[Rows from a dataset]
[start]
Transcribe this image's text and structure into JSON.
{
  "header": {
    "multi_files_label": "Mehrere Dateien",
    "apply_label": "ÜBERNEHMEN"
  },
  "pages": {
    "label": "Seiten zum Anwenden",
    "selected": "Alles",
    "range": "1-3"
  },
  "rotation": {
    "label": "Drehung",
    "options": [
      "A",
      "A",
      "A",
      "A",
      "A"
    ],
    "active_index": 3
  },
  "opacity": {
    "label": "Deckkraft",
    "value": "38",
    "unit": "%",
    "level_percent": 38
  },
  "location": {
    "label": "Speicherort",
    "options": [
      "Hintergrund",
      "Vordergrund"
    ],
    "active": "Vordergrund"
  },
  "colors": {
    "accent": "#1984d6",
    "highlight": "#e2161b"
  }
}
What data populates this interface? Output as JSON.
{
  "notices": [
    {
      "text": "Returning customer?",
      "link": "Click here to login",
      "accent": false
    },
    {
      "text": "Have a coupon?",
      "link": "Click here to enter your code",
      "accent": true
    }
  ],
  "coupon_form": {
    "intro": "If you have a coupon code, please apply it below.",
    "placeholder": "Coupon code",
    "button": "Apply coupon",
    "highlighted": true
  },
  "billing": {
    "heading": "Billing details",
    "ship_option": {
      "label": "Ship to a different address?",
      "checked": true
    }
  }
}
[end]
Short exercise →
Output all of the data above without any alteration.

Solution to this task →
Transcribe this image's text and structure into JSON.
{
  "header": {
    "multi_files_label": "Mehrere Dateien",
    "apply_label": "ÜBERNEHMEN"
  },
  "pages": {
    "label": "Seiten zum Anwenden",
    "selected": "Alles",
    "range": "1-3"
  },
  "rotation": {
    "label": "Drehung",
    "options": [
      "A",
      "A",
      "A",
      "A",
      "A"
    ],
    "active_index": 3
  },
  "opacity": {
    "label": "Deckkraft",
    "value": "38",
    "unit": "%",
    "level_percent": 38
  },
  "location": {
    "label": "Speicherort",
    "options": [
      "Hintergrund",
      "Vordergrund"
    ],
    "active": "Vordergrund"
  },
  "colors": {
    "accent": "#1984d6",
    "highlight": "#e2161b"
  }
}
What data populates this interface? Output as JSON.
{
  "notices": [
    {
      "text": "Returning customer?",
      "link": "Click here to login",
      "accent": false
    },
    {
      "text": "Have a coupon?",
      "link": "Click here to enter your code",
      "accent": true
    }
  ],
  "coupon_form": {
    "intro": "If you have a coupon code, please apply it below.",
    "placeholder": "Coupon code",
    "button": "Apply coupon",
    "highlighted": true
  },
  "billing": {
    "heading": "Billing details",
    "ship_option": {
      "label": "Ship to a different address?",
      "checked": true
    }
  }
}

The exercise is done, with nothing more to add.